- _What is being asked_:
Note each line where "name" appears, and copy it.

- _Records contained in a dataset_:
════════

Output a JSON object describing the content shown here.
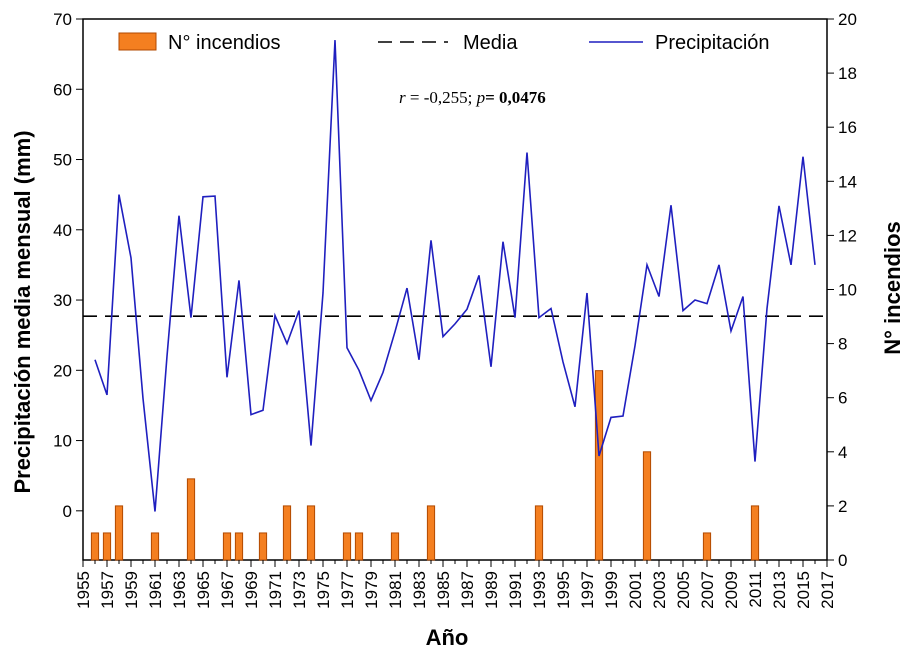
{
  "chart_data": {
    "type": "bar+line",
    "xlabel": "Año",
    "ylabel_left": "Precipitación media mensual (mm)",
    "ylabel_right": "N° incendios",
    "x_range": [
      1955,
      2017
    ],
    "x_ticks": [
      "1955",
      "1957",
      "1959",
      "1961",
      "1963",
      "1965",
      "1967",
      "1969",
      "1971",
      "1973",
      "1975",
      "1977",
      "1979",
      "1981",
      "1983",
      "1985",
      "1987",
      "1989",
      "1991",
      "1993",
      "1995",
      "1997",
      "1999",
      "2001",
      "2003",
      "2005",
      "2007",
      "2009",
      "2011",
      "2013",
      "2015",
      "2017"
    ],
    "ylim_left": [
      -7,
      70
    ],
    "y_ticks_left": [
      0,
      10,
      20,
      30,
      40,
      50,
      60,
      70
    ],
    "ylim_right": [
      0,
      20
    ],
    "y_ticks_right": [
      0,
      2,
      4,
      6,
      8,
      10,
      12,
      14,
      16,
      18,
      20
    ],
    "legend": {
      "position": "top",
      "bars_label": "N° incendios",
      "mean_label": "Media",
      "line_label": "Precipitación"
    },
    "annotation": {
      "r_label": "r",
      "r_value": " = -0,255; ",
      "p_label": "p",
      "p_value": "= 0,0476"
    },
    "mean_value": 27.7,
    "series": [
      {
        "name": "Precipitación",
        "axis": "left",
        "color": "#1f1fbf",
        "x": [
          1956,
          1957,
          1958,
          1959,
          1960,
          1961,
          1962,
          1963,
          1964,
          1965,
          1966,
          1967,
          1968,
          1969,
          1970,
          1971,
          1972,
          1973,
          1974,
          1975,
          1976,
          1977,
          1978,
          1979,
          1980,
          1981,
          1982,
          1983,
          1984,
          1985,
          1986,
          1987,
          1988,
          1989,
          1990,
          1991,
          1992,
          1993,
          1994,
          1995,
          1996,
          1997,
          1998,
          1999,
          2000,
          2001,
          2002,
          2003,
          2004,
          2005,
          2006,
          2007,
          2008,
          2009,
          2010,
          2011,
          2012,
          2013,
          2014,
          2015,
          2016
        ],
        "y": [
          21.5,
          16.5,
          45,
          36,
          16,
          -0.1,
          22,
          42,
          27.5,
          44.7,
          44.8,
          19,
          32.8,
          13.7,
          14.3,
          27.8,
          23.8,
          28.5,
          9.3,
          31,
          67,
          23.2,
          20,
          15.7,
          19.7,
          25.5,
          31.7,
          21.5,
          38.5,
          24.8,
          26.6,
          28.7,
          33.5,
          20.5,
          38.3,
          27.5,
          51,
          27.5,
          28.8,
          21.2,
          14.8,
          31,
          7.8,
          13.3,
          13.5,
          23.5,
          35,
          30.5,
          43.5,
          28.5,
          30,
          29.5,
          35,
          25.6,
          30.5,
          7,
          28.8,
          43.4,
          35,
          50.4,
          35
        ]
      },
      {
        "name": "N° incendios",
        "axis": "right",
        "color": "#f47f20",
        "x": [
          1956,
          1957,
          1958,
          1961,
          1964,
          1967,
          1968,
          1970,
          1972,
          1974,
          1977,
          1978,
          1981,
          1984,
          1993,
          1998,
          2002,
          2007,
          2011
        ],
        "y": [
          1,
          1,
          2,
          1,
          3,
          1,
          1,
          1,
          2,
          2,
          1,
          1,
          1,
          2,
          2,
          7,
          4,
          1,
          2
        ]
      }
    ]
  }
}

════════

- _Result of the exercise_:
        "name": "Precipitación",
        "name": "N° incendios",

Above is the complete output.